AIM: Sift the material for lines containing "CADA", and return them.

[Saved entries]
%%

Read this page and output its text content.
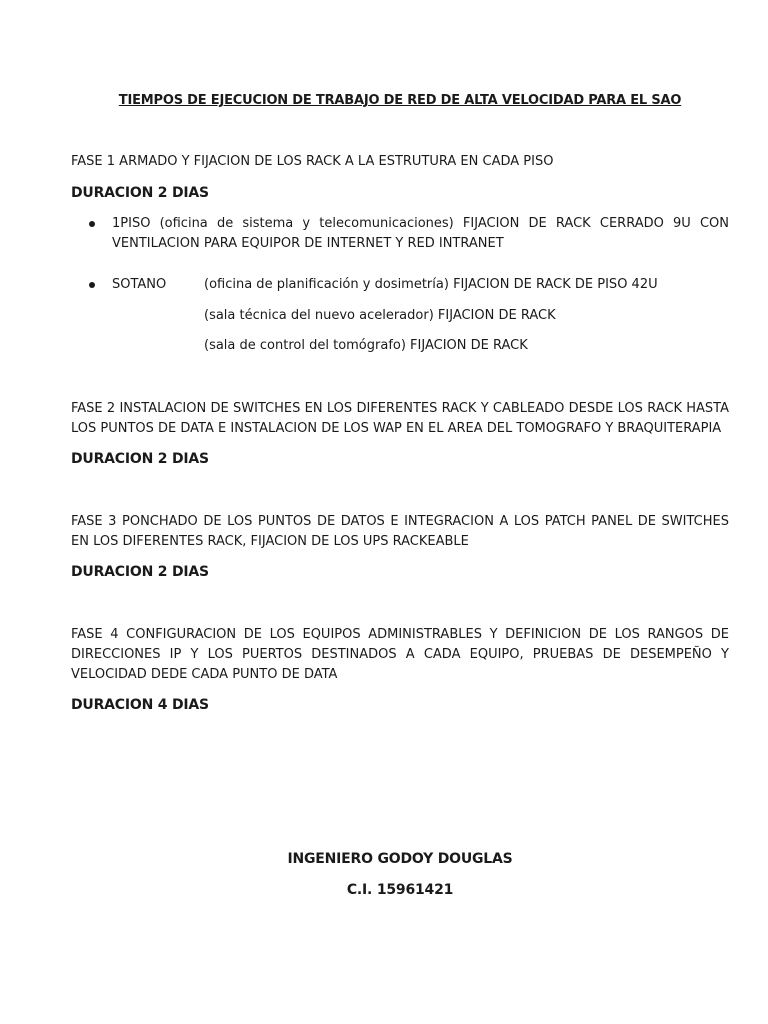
TIEMPOS DE EJECUCION DE TRABAJO DE RED DE ALTA VELOCIDAD PARA EL SAO
FASE 1 ARMADO Y FIJACION DE LOS RACK A LA ESTRUTURA EN CADA PISO
DURACION 2 DIAS
1PISO (oficina de sistema y telecomunicaciones) FIJACION DE RACK CERRADO 9U CON VENTILACION PARA EQUIPOR DE INTERNET Y RED INTRANET
SOTANO	(oficina de planificación y dosimetría) FIJACION DE RACK DE PISO 42U
(sala técnica del nuevo acelerador) FIJACION DE RACK
(sala de control del tomógrafo) FIJACION DE RACK
FASE 2 INSTALACION DE SWITCHES EN LOS DIFERENTES RACK Y CABLEADO DESDE LOS RACK HASTA LOS PUNTOS DE DATA E INSTALACION DE LOS WAP EN EL AREA DEL TOMOGRAFO Y BRAQUITERAPIA
DURACION 2 DIAS
FASE 3 PONCHADO DE LOS PUNTOS DE DATOS E INTEGRACION A LOS PATCH PANEL DE SWITCHES EN LOS DIFERENTES RACK, FIJACION DE LOS UPS RACKEABLE
DURACION 2 DIAS
FASE 4 CONFIGURACION DE LOS EQUIPOS ADMINISTRABLES Y DEFINICION DE LOS RANGOS DE DIRECCIONES IP Y LOS PUERTOS DESTINADOS A CADA EQUIPO, PRUEBAS DE DESEMPEÑO Y VELOCIDAD DEDE CADA PUNTO DE DATA
DURACION 4 DIAS
INGENIERO GODOY DOUGLAS
C.I. 15961421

%%

TASK RESPONSE:
FASE 1 ARMADO Y FIJACION DE LOS RACK A LA ESTRUTURA EN CADA PISO
FASE 4 CONFIGURACION DE LOS EQUIPOS ADMINISTRABLES Y DEFINICION DE LOS RANGOS DE DIRECCIONES IP Y LOS PUERTOS DESTINADOS A CADA EQUIPO, PRUEBAS DE DESEMPEÑO Y VELOCIDAD DEDE CADA PUNTO DE DATA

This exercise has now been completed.